Copy each line exactly.

─── TASK MATERIAL

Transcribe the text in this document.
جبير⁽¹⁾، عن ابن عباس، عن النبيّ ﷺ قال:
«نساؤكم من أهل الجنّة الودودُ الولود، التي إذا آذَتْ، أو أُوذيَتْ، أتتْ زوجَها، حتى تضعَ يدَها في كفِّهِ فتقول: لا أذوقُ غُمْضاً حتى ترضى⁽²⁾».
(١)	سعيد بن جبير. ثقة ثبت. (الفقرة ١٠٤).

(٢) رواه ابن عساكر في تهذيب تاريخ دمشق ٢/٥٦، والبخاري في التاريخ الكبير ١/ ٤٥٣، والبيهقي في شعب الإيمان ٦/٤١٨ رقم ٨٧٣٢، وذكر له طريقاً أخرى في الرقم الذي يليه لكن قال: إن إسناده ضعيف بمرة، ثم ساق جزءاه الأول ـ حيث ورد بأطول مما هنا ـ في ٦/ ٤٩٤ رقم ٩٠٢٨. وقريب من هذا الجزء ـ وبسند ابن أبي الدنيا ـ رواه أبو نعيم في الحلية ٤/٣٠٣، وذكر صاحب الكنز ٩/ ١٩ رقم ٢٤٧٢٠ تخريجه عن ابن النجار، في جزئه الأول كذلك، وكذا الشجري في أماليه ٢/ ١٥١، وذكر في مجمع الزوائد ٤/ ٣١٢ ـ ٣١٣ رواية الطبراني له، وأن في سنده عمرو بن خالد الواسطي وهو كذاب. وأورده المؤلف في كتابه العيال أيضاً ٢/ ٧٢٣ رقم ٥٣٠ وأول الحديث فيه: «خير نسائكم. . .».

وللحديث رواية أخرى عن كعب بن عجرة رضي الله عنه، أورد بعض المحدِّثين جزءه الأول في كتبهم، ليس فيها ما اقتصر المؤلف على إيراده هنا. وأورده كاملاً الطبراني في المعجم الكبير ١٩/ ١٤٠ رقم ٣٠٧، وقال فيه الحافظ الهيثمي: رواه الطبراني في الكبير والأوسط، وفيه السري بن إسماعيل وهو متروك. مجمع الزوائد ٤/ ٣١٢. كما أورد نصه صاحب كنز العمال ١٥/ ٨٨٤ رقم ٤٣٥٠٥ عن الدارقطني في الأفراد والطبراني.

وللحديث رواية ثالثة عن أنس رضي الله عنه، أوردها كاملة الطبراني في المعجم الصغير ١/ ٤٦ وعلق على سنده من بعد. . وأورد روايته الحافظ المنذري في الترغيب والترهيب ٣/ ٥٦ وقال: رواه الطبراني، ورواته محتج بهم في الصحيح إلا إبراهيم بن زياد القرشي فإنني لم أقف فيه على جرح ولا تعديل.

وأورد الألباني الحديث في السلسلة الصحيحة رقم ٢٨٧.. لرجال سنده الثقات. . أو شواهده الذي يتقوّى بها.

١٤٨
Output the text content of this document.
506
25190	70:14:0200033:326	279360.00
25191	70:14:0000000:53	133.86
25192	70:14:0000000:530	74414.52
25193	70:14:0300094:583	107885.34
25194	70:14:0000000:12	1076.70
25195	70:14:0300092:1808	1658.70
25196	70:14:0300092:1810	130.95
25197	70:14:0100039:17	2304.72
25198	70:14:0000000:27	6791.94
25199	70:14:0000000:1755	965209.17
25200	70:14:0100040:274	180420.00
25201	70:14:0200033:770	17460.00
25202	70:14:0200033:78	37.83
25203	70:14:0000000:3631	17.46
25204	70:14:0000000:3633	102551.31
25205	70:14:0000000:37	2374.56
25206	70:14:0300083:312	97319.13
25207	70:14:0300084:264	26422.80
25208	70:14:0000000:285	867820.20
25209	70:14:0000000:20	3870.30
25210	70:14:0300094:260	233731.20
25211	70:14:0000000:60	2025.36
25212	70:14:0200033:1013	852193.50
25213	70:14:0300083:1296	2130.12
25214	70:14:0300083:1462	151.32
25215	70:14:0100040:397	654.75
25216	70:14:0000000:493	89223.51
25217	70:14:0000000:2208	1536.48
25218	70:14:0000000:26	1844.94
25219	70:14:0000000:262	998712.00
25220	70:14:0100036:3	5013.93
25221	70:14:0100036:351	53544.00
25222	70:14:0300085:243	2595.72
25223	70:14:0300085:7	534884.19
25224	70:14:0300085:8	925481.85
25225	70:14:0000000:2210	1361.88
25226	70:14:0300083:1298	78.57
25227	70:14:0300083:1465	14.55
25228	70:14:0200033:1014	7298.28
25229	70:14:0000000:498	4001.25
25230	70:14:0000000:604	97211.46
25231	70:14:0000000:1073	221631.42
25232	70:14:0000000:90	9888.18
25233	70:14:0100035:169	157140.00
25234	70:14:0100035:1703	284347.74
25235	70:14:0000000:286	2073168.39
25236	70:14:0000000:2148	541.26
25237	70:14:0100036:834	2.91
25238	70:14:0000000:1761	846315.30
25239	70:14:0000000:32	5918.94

──────

• **EXERCISE ANSWER**:
Transcribe the text in this document.
جبير⁽¹⁾، عن ابن عباس، عن النبيّ ﷺ قال:
«نساؤكم من أهل الجنّة الودودُ الولود، التي إذا آذَتْ، أو أُوذيَتْ، أتتْ زوجَها، حتى تضعَ يدَها في كفِّهِ فتقول: لا أذوقُ غُمْضاً حتى ترضى⁽²⁾».
(١)	سعيد بن جبير. ثقة ثبت. (الفقرة ١٠٤).

(٢) رواه ابن عساكر في تهذيب تاريخ دمشق ٢/٥٦، والبخاري في التاريخ الكبير ١/ ٤٥٣، والبيهقي في شعب الإيمان ٦/٤١٨ رقم ٨٧٣٢، وذكر له طريقاً أخرى في الرقم الذي يليه لكن قال: إن إسناده ضعيف بمرة، ثم ساق جزءاه الأول ـ حيث ورد بأطول مما هنا ـ في ٦/ ٤٩٤ رقم ٩٠٢٨. وقريب من هذا الجزء ـ وبسند ابن أبي الدنيا ـ رواه أبو نعيم في الحلية ٤/٣٠٣، وذكر صاحب الكنز ٩/ ١٩ رقم ٢٤٧٢٠ تخريجه عن ابن النجار، في جزئه الأول كذلك، وكذا الشجري في أماليه ٢/ ١٥١، وذكر في مجمع الزوائد ٤/ ٣١٢ ـ ٣١٣ رواية الطبراني له، وأن في سنده عمرو بن خالد الواسطي وهو كذاب. وأورده المؤلف في كتابه العيال أيضاً ٢/ ٧٢٣ رقم ٥٣٠ وأول الحديث فيه: «خير نسائكم. . .».

وللحديث رواية أخرى عن كعب بن عجرة رضي الله عنه، أورد بعض المحدِّثين جزءه الأول في كتبهم، ليس فيها ما اقتصر المؤلف على إيراده هنا. وأورده كاملاً الطبراني في المعجم الكبير ١٩/ ١٤٠ رقم ٣٠٧، وقال فيه الحافظ الهيثمي: رواه الطبراني في الكبير والأوسط، وفيه السري بن إسماعيل وهو متروك. مجمع الزوائد ٤/ ٣١٢. كما أورد نصه صاحب كنز العمال ١٥/ ٨٨٤ رقم ٤٣٥٠٥ عن الدارقطني في الأفراد والطبراني.

وللحديث رواية ثالثة عن أنس رضي الله عنه، أوردها كاملة الطبراني في المعجم الصغير ١/ ٤٦ وعلق على سنده من بعد. . وأورد روايته الحافظ المنذري في الترغيب والترهيب ٣/ ٥٦ وقال: رواه الطبراني، ورواته محتج بهم في الصحيح إلا إبراهيم بن زياد القرشي فإنني لم أقف فيه على جرح ولا تعديل.

وأورد الألباني الحديث في السلسلة الصحيحة رقم ٢٨٧.. لرجال سنده الثقات. . أو شواهده الذي يتقوّى بها.

١٤٨
Output the text content of this document.
506
25190	70:14:0200033:326	279360.00
25191	70:14:0000000:53	133.86
25192	70:14:0000000:530	74414.52
25193	70:14:0300094:583	107885.34
25194	70:14:0000000:12	1076.70
25195	70:14:0300092:1808	1658.70
25196	70:14:0300092:1810	130.95
25197	70:14:0100039:17	2304.72
25198	70:14:0000000:27	6791.94
25199	70:14:0000000:1755	965209.17
25200	70:14:0100040:274	180420.00
25201	70:14:0200033:770	17460.00
25202	70:14:0200033:78	37.83
25203	70:14:0000000:3631	17.46
25204	70:14:0000000:3633	102551.31
25205	70:14:0000000:37	2374.56
25206	70:14:0300083:312	97319.13
25207	70:14:0300084:264	26422.80
25208	70:14:0000000:285	867820.20
25209	70:14:0000000:20	3870.30
25210	70:14:0300094:260	233731.20
25211	70:14:0000000:60	2025.36
25212	70:14:0200033:1013	852193.50
25213	70:14:0300083:1296	2130.12
25214	70:14:0300083:1462	151.32
25215	70:14:0100040:397	654.75
25216	70:14:0000000:493	89223.51
25217	70:14:0000000:2208	1536.48
25218	70:14:0000000:26	1844.94
25219	70:14:0000000:262	998712.00
25220	70:14:0100036:3	5013.93
25221	70:14:0100036:351	53544.00
25222	70:14:0300085:243	2595.72
25223	70:14:0300085:7	534884.19
25224	70:14:0300085:8	925481.85
25225	70:14:0000000:2210	1361.88
25226	70:14:0300083:1298	78.57
25227	70:14:0300083:1465	14.55
25228	70:14:0200033:1014	7298.28
25229	70:14:0000000:498	4001.25
25230	70:14:0000000:604	97211.46
25231	70:14:0000000:1073	221631.42
25232	70:14:0000000:90	9888.18
25233	70:14:0100035:169	157140.00
25234	70:14:0100035:1703	284347.74
25235	70:14:0000000:286	2073168.39
25236	70:14:0000000:2148	541.26
25237	70:14:0100036:834	2.91
25238	70:14:0000000:1761	846315.30
25239	70:14:0000000:32	5918.94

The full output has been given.